#### EXERCISE AIM:
Your copy of the material below should match it exactly, except that it holds no pictures.

Stored data
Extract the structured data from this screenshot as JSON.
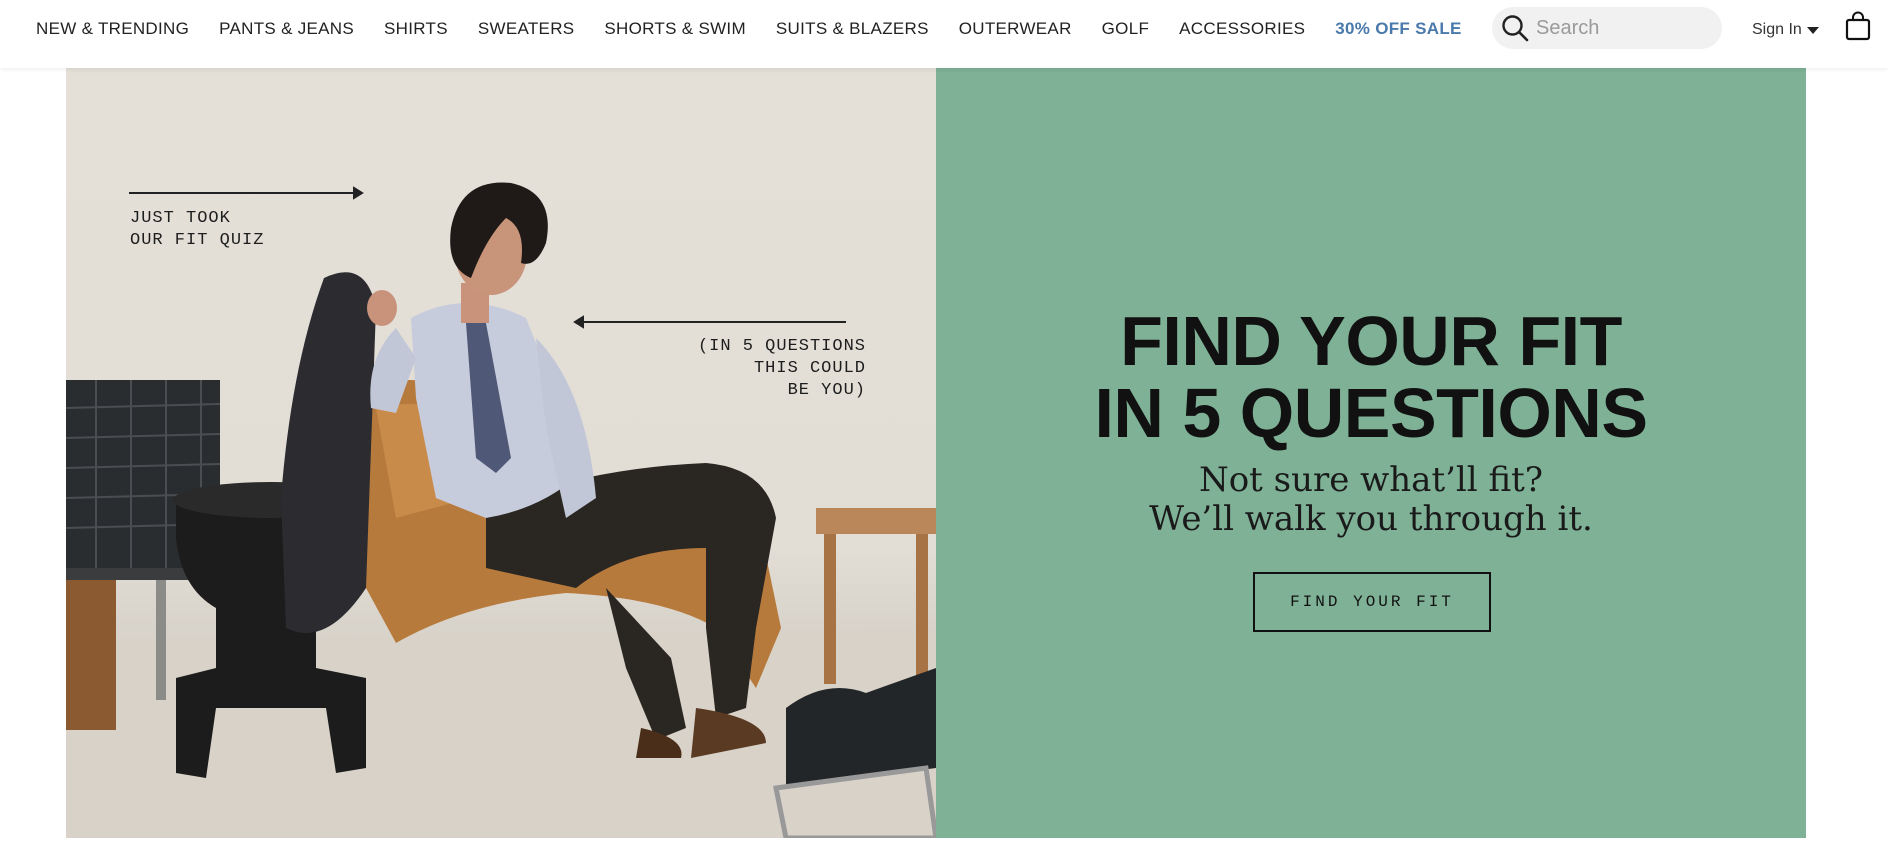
{
  "nav": {
    "items": [
      {
        "label": "NEW & TRENDING"
      },
      {
        "label": "PANTS & JEANS"
      },
      {
        "label": "SHIRTS"
      },
      {
        "label": "SWEATERS"
      },
      {
        "label": "SHORTS & SWIM"
      },
      {
        "label": "SUITS & BLAZERS"
      },
      {
        "label": "OUTERWEAR"
      },
      {
        "label": "GOLF"
      },
      {
        "label": "ACCESSORIES"
      },
      {
        "label": "30% OFF SALE"
      }
    ],
    "sale_color": "#4a7aab"
  },
  "search": {
    "placeholder": "Search",
    "icon": "search-icon"
  },
  "account": {
    "signin_label": "Sign In",
    "caret_icon": "caret-down-icon",
    "bag_icon": "shopping-bag-icon"
  },
  "hero": {
    "annotation_1": "JUST TOOK\nOUR FIT QUIZ",
    "annotation_2": "(IN 5 QUESTIONS\nTHIS COULD\nBE YOU)",
    "headline": "FIND YOUR FIT\nIN 5 QUESTIONS",
    "subheadline": "Not sure what’ll fit?\nWe’ll walk you through it.",
    "cta_label": "FIND YOUR FIT",
    "panel_color": "#7eb196"
  }
}
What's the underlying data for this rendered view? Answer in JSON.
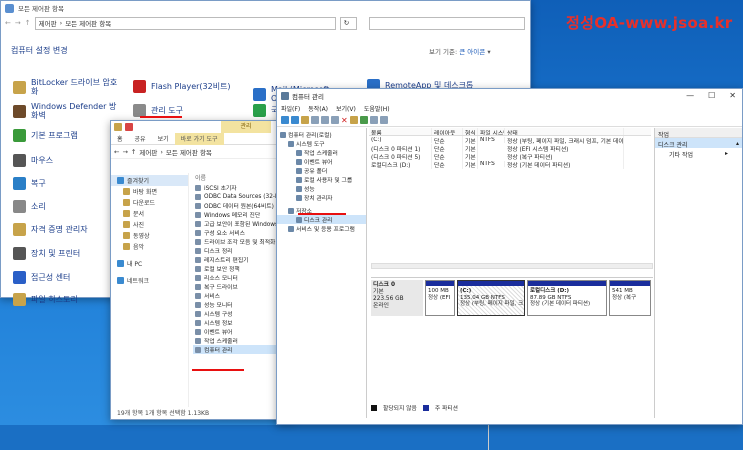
{
  "watermark": "정성OA-www.jsoa.kr",
  "control_panel": {
    "title": "모든 제어판 항목",
    "breadcrumb": [
      "제어판",
      "모든 제어판 항목"
    ],
    "header": "컴퓨터 설정 변경",
    "view_by_label": "보기 기준:",
    "view_by_value": "큰 아이콘",
    "items": [
      {
        "label": "BitLocker 드라이브 암호화",
        "color": "#c7a34a"
      },
      {
        "label": "Flash Player(32비트)",
        "color": "#c82222"
      },
      {
        "label": "Mail (Microsoft Outlook)",
        "color": "#2a6fc7"
      },
      {
        "label": "RemoteApp 및 데스크톱",
        "color": "#2a6fc7"
      },
      {
        "label": "Windows Defender 방화벽",
        "color": "#6d4a2a"
      },
      {
        "label": "관리 도구",
        "color": "#8a8a8a"
      },
      {
        "label": "국",
        "color": "#2aa04a"
      },
      {
        "label": "기본 프로그램",
        "color": "#3a9a3a"
      },
      {
        "label": "마우스",
        "color": "#555555"
      },
      {
        "label": "복구",
        "color": "#2a7fc7"
      },
      {
        "label": "소리",
        "color": "#888888"
      },
      {
        "label": "자격 증명 관리자",
        "color": "#c7a34a"
      },
      {
        "label": "장치 및 프린터",
        "color": "#555555"
      },
      {
        "label": "접근성 센터",
        "color": "#2a5fc7"
      },
      {
        "label": "파일 히스토리",
        "color": "#c7a34a"
      }
    ]
  },
  "explorer": {
    "ribbon_manage": "관리",
    "ribbon_tabs": [
      "파일",
      "홈",
      "공유",
      "보기",
      "바로 가기 도구"
    ],
    "breadcrumb": [
      "제어판",
      "모든 제어판 항목"
    ],
    "nav": [
      {
        "label": "즐겨찾기",
        "level": "top"
      },
      {
        "label": "바탕 화면",
        "level": "sub"
      },
      {
        "label": "다운로드",
        "level": "sub"
      },
      {
        "label": "문서",
        "level": "sub"
      },
      {
        "label": "사진",
        "level": "sub"
      },
      {
        "label": "동영상",
        "level": "sub"
      },
      {
        "label": "음악",
        "level": "sub"
      },
      {
        "label": "내 PC",
        "level": "lvl"
      },
      {
        "label": "네트워크",
        "level": "lvl"
      }
    ],
    "column": "이름",
    "files": [
      "iSCSI 초기자",
      "ODBC Data Sources (32-bit)",
      "ODBC 데이터 원본(64비트)",
      "Windows 메모리 진단",
      "고급 보안이 포함된 Windows",
      "구성 요소 서비스",
      "드라이브 조각 모음 및 최적화",
      "디스크 정리",
      "레지스트리 편집기",
      "로컬 보안 정책",
      "리소스 모니터",
      "복구 드라이브",
      "서비스",
      "성능 모니터",
      "시스템 구성",
      "시스템 정보",
      "이벤트 뷰어",
      "작업 스케줄러",
      "컴퓨터 관리"
    ],
    "selected": "컴퓨터 관리",
    "status": "19개 항목   1개 항목 선택함 1.13KB"
  },
  "computer_mgmt": {
    "title": "컴퓨터 관리",
    "menu": [
      "파일(F)",
      "동작(A)",
      "보기(V)",
      "도움말(H)"
    ],
    "tree": [
      {
        "label": "컴퓨터 관리(로컬)",
        "indent": 0
      },
      {
        "label": "시스템 도구",
        "indent": 1
      },
      {
        "label": "작업 스케줄러",
        "indent": 2
      },
      {
        "label": "이벤트 뷰어",
        "indent": 2
      },
      {
        "label": "공유 폴더",
        "indent": 2
      },
      {
        "label": "로컬 사용자 및 그룹",
        "indent": 2
      },
      {
        "label": "성능",
        "indent": 2
      },
      {
        "label": "장치 관리자",
        "indent": 2
      },
      {
        "label": "저장소",
        "indent": 1
      },
      {
        "label": "디스크 관리",
        "indent": 2
      },
      {
        "label": "서비스 및 응용 프로그램",
        "indent": 1
      }
    ],
    "tree_selected": "디스크 관리",
    "vol_columns": [
      "볼륨",
      "레이아웃",
      "형식",
      "파일 시스템",
      "상태"
    ],
    "volumes": [
      [
        "(C:)",
        "단순",
        "기본",
        "NTFS",
        "정상 (부팅, 페이지 파일, 크래시 덤프, 기본 데이터"
      ],
      [
        "(디스크 0 파티션 1)",
        "단순",
        "기본",
        "",
        "정상 (EFI 시스템 파티션)"
      ],
      [
        "(디스크 0 파티션 5)",
        "단순",
        "기본",
        "",
        "정상 (복구 파티션)"
      ],
      [
        "로컬디스크 (D:)",
        "단순",
        "기본",
        "NTFS",
        "정상 (기본 데이터 파티션)"
      ]
    ],
    "disk": {
      "name": "디스크 0",
      "type": "기본",
      "size": "223.56 GB",
      "state": "온라인"
    },
    "partitions": [
      {
        "line1": "",
        "line2": "100 MB",
        "line3": "정상 (EFI"
      },
      {
        "line1": "(C:)",
        "line2": "135.04 GB NTFS",
        "line3": "정상 (부팅, 페이지 파일, 크"
      },
      {
        "line1": "로컬디스크 (D:)",
        "line2": "87.89 GB NTFS",
        "line3": "정상 (기본 데이터 파티션)"
      },
      {
        "line1": "",
        "line2": "541 MB",
        "line3": "정상 (복구"
      }
    ],
    "legend": [
      "할당되지 않음",
      "주 파티션"
    ],
    "actions_header": "작업",
    "actions_section": "디스크 관리",
    "actions_more": "기타 작업"
  }
}
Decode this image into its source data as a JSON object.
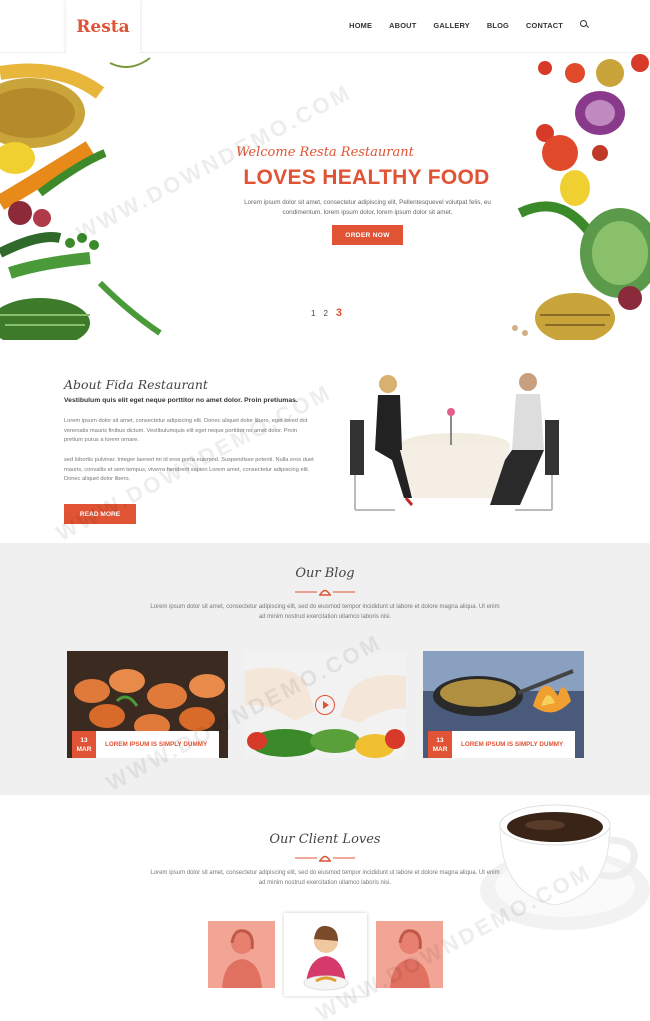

#### REPLY TO THE EXERCISE:
Extract the structured data from this screenshot as JSON.
{
  "nav": {
    "items": [
      {
        "label": "NEW & TRENDING"
      },
      {
        "label": "PANTS & JEANS"
      },
      {
        "label": "SHIRTS"
      },
      {
        "label": "SWEATERS"
      },
      {
        "label": "SHORTS & SWIM"
      },
      {
        "label": "SUITS & BLAZERS"
      },
      {
        "label": "OUTERWEAR"
      },
      {
        "label": "GOLF"
      },
      {
        "label": "ACCESSORIES"
      },
      {
        "label": "30% OFF SALE"
      }
    ],
    "sale_color": "#4a7aab"
  },
  "search": {
    "placeholder": "Search",
    "icon": "search-icon"
  },
  "account": {
    "signin_label": "Sign In",
    "caret_icon": "caret-down-icon",
    "bag_icon": "shopping-bag-icon"
  },
  "hero": {
    "annotation_1": "JUST TOOK\nOUR FIT QUIZ",
    "annotation_2": "(IN 5 QUESTIONS\nTHIS COULD\nBE YOU)",
    "headline": "FIND YOUR FIT\nIN 5 QUESTIONS",
    "subheadline": "Not sure what’ll fit?\nWe’ll walk you through it.",
    "cta_label": "FIND YOUR FIT",
    "panel_color": "#7eb196"
  }
}
What's the underlying data for this rendered view? Answer in JSON.
{
  "watermark": "정성OA-www.jsoa.kr",
  "control_panel": {
    "title": "모든 제어판 항목",
    "breadcrumb": [
      "제어판",
      "모든 제어판 항목"
    ],
    "header": "컴퓨터 설정 변경",
    "view_by_label": "보기 기준:",
    "view_by_value": "큰 아이콘",
    "items": [
      {
        "label": "BitLocker 드라이브 암호화",
        "color": "#c7a34a"
      },
      {
        "label": "Flash Player(32비트)",
        "color": "#c82222"
      },
      {
        "label": "Mail (Microsoft Outlook)",
        "color": "#2a6fc7"
      },
      {
        "label": "RemoteApp 및 데스크톱",
        "color": "#2a6fc7"
      },
      {
        "label": "Windows Defender 방화벽",
        "color": "#6d4a2a"
      },
      {
        "label": "관리 도구",
        "color": "#8a8a8a"
      },
      {
        "label": "국",
        "color": "#2aa04a"
      },
      {
        "label": "기본 프로그램",
        "color": "#3a9a3a"
      },
      {
        "label": "마우스",
        "color": "#555555"
      },
      {
        "label": "복구",
        "color": "#2a7fc7"
      },
      {
        "label": "소리",
        "color": "#888888"
      },
      {
        "label": "자격 증명 관리자",
        "color": "#c7a34a"
      },
      {
        "label": "장치 및 프린터",
        "color": "#555555"
      },
      {
        "label": "접근성 센터",
        "color": "#2a5fc7"
      },
      {
        "label": "파일 히스토리",
        "color": "#c7a34a"
      }
    ]
  },
  "explorer": {
    "ribbon_manage": "관리",
    "ribbon_tabs": [
      "파일",
      "홈",
      "공유",
      "보기",
      "바로 가기 도구"
    ],
    "breadcrumb": [
      "제어판",
      "모든 제어판 항목"
    ],
    "nav": [
      {
        "label": "즐겨찾기",
        "level": "top"
      },
      {
        "label": "바탕 화면",
        "level": "sub"
      },
      {
        "label": "다운로드",
        "level": "sub"
      },
      {
        "label": "문서",
        "level": "sub"
      },
      {
        "label": "사진",
        "level": "sub"
      },
      {
        "label": "동영상",
        "level": "sub"
      },
      {
        "label": "음악",
        "level": "sub"
      },
      {
        "label": "내 PC",
        "level": "lvl"
      },
      {
        "label": "네트워크",
        "level": "lvl"
      }
    ],
    "column": "이름",
    "files": [
      "iSCSI 초기자",
      "ODBC Data Sources (32-bit)",
      "ODBC 데이터 원본(64비트)",
      "Windows 메모리 진단",
      "고급 보안이 포함된 Windows",
      "구성 요소 서비스",
      "드라이브 조각 모음 및 최적화",
      "디스크 정리",
      "레지스트리 편집기",
      "로컬 보안 정책",
      "리소스 모니터",
      "복구 드라이브",
      "서비스",
      "성능 모니터",
      "시스템 구성",
      "시스템 정보",
      "이벤트 뷰어",
      "작업 스케줄러",
      "컴퓨터 관리"
    ],
    "selected": "컴퓨터 관리",
    "status": "19개 항목   1개 항목 선택함 1.13KB"
  },
  "computer_mgmt": {
    "title": "컴퓨터 관리",
    "menu": [
      "파일(F)",
      "동작(A)",
      "보기(V)",
      "도움말(H)"
    ],
    "tree": [
      {
        "label": "컴퓨터 관리(로컬)",
        "indent": 0
      },
      {
        "label": "시스템 도구",
        "indent": 1
      },
      {
        "label": "작업 스케줄러",
        "indent": 2
      },
      {
        "label": "이벤트 뷰어",
        "indent": 2
      },
      {
        "label": "공유 폴더",
        "indent": 2
      },
      {
        "label": "로컬 사용자 및 그룹",
        "indent": 2
      },
      {
        "label": "성능",
        "indent": 2
      },
      {
        "label": "장치 관리자",
        "indent": 2
      },
      {
        "label": "저장소",
        "indent": 1
      },
      {
        "label": "디스크 관리",
        "indent": 2
      },
      {
        "label": "서비스 및 응용 프로그램",
        "indent": 1
      }
    ],
    "tree_selected": "디스크 관리",
    "vol_columns": [
      "볼륨",
      "레이아웃",
      "형식",
      "파일 시스템",
      "상태"
    ],
    "volumes": [
      [
        "(C:)",
        "단순",
        "기본",
        "NTFS",
        "정상 (부팅, 페이지 파일, 크래시 덤프, 기본 데이터"
      ],
      [
        "(디스크 0 파티션 1)",
        "단순",
        "기본",
        "",
        "정상 (EFI 시스템 파티션)"
      ],
      [
        "(디스크 0 파티션 5)",
        "단순",
        "기본",
        "",
        "정상 (복구 파티션)"
      ],
      [
        "로컬디스크 (D:)",
        "단순",
        "기본",
        "NTFS",
        "정상 (기본 데이터 파티션)"
      ]
    ],
    "disk": {
      "name": "디스크 0",
      "type": "기본",
      "size": "223.56 GB",
      "state": "온라인"
    },
    "partitions": [
      {
        "line1": "",
        "line2": "100 MB",
        "line3": "정상 (EFI"
      },
      {
        "line1": "(C:)",
        "line2": "135.04 GB NTFS",
        "line3": "정상 (부팅, 페이지 파일, 크"
      },
      {
        "line1": "로컬디스크 (D:)",
        "line2": "87.89 GB NTFS",
        "line3": "정상 (기본 데이터 파티션)"
      },
      {
        "line1": "",
        "line2": "541 MB",
        "line3": "정상 (복구"
      }
    ],
    "legend": [
      "할당되지 않음",
      "주 파티션"
    ],
    "actions_header": "작업",
    "actions_section": "디스크 관리",
    "actions_more": "기타 작업"
  }
}
Decode this image into its source data as a JSON object.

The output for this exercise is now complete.